Passage provided START

Ferrostatin-1 improves BMSC survival by inhibiting ferroptosis.

ABSTRACT

OBJECTIVE: To investigate the effect of ferroptosis in BMSCs and explore the protective metabolism of ferrostatin-1 under GSDH treatment. METHODS: BMSCs were treated with GSDH to simulate the damaged microenvironment in vivo to establish a cell injury model. Propidium iodide and CCK8 were utilized to detect the ratio of dead cells and cell viability. DCFH-DA and Amplex Red, FerroOrange, and BPDIPY were used to visualize the cellular fluorescent images of ROS, Fe2+, and lipid droplets, respectively. The quantified detection of MDA was conducted by a Lipid Peroxidation MDA Assay Kit. JC-1 staining, Mito-Tracker staining, and TEM were implemented to detect the membrane potential, morphology, and ultrastructure of mitochondria, respectively. The expression levels of ferroptosis-related proteins such as GPX4 and FTH1 were measured by Western blotting. RESULTS: GSDH treatment induced ferroptosis in BMSCs based on an increased ratio of cell death, Fe2+, ROS, lipid droplets, and MDA in cells plus decreased protein levels of antioxidant systems, such as GPX4, and increased protein levels related to fatty acid synthesis. Compared to the blank group, mitochondria in the GSDH group underwent lower membrane potential, damaged morphology, and shrunken ultrastructure; Ferr-1 rescued the injured BMSCs to a certain extent as the declined ratio of cell death, Fe2+, ROS, lipid droplets, MDA, and the increased level antioxidant protein. AMPK was phosphorylated and activated after Ferr-1 treatment, and its downstream lipid peroxidation and antioxidation proteins changed accordingly. Inhibition of AMPK hindered the curative effect of Ferr-1. CONCLUSION: Ferr-1 rescued ferroptosis-induced injury to BMSCs under GSDH conditions, and AMPK might have a relationship with the mitigative effect of Ferr-1.

Passage provided END

[Required action] In the ferrostatin-1 abstract, what method measured the expression levels of GPX4 and FTH1? The listing that comes next has no part in this.

Source information START

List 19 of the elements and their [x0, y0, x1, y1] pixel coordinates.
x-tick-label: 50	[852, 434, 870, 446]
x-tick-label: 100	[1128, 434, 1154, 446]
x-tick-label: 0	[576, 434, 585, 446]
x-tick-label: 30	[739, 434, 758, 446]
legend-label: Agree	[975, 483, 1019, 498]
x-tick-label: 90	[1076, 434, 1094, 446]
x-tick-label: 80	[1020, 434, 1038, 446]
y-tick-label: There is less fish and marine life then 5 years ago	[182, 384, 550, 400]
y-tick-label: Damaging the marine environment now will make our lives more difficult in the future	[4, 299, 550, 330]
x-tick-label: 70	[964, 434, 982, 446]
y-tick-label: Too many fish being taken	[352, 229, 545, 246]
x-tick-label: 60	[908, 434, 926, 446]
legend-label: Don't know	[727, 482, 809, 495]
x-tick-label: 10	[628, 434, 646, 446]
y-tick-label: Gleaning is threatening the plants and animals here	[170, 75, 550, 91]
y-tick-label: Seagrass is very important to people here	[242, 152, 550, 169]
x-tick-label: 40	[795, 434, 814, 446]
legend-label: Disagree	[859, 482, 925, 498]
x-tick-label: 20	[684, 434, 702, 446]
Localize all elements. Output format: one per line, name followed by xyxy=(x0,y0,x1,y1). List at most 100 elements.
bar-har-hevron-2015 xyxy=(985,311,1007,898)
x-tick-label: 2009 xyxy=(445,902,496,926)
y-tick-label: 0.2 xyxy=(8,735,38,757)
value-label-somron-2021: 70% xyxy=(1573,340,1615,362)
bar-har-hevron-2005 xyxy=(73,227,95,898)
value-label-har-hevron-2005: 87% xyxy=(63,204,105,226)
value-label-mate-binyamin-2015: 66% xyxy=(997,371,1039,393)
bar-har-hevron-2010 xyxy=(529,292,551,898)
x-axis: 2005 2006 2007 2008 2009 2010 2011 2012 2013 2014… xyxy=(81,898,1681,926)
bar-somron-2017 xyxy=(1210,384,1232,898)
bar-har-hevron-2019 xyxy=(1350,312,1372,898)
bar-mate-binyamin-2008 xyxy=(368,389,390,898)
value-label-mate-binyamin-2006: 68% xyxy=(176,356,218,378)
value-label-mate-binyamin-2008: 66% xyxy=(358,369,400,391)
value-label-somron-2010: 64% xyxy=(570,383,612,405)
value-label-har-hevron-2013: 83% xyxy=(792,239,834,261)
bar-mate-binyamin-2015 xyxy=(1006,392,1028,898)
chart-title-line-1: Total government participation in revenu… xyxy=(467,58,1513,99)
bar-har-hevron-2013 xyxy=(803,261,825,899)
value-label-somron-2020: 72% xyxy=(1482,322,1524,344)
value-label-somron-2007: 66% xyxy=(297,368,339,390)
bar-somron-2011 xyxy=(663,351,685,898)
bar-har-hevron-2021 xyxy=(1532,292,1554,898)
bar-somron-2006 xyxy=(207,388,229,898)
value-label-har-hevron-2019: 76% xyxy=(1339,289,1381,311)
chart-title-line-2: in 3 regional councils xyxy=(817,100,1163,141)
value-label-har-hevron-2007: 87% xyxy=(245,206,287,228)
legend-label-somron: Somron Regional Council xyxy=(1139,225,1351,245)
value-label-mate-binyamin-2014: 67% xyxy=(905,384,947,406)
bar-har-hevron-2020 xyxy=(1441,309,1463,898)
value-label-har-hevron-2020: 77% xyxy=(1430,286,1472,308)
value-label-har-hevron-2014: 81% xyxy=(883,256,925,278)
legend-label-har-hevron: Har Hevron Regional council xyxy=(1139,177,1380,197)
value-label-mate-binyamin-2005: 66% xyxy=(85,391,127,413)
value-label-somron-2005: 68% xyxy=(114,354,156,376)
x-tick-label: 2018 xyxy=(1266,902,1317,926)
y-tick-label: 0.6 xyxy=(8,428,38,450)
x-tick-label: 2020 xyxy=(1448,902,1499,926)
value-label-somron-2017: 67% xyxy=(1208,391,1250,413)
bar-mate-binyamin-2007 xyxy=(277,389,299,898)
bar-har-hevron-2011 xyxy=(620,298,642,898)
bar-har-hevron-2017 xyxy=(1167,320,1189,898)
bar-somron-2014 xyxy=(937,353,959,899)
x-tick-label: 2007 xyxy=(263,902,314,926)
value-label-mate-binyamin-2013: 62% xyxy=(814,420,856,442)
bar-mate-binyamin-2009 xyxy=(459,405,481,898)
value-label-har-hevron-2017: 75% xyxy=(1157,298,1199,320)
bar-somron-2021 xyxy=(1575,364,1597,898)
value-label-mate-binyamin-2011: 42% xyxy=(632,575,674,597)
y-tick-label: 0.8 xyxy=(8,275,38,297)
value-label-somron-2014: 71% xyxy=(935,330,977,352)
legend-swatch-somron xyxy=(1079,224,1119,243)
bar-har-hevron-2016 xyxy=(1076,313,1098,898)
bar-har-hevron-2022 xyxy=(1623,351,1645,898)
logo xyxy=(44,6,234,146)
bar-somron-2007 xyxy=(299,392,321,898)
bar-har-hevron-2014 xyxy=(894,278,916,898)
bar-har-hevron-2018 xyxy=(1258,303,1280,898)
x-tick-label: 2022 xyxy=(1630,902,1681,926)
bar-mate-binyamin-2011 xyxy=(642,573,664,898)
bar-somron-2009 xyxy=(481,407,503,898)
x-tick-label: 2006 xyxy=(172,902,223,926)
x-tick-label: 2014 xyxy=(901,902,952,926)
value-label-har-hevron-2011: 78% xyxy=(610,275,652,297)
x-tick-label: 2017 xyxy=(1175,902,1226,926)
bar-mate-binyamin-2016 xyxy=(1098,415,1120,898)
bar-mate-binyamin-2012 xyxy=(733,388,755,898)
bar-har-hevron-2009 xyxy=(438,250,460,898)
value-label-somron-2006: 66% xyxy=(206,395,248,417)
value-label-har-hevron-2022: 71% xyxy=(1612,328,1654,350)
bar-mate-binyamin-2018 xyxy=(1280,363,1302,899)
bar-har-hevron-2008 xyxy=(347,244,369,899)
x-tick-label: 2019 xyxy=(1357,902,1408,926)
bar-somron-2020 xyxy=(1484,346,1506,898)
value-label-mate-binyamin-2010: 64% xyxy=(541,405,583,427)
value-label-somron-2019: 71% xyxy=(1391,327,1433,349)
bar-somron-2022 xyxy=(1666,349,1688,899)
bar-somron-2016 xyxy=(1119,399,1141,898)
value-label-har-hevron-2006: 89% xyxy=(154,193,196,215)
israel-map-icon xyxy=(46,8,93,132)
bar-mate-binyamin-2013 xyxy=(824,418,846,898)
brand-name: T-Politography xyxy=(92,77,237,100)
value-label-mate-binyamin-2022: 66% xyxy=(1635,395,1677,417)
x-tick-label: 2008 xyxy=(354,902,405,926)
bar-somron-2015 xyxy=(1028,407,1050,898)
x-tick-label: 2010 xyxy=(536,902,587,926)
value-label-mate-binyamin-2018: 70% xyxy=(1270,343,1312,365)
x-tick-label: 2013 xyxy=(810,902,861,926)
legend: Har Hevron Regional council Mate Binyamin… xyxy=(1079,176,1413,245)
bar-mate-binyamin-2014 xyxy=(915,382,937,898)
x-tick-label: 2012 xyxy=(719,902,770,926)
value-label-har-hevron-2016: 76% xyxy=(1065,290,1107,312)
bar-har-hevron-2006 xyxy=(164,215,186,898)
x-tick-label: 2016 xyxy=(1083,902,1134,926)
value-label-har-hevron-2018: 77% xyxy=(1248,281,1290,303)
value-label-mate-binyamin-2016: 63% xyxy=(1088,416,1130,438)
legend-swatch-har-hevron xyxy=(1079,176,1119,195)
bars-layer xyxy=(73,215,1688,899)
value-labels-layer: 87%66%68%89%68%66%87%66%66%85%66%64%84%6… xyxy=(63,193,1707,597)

Source information END

[Solution for this problem] Western blotting.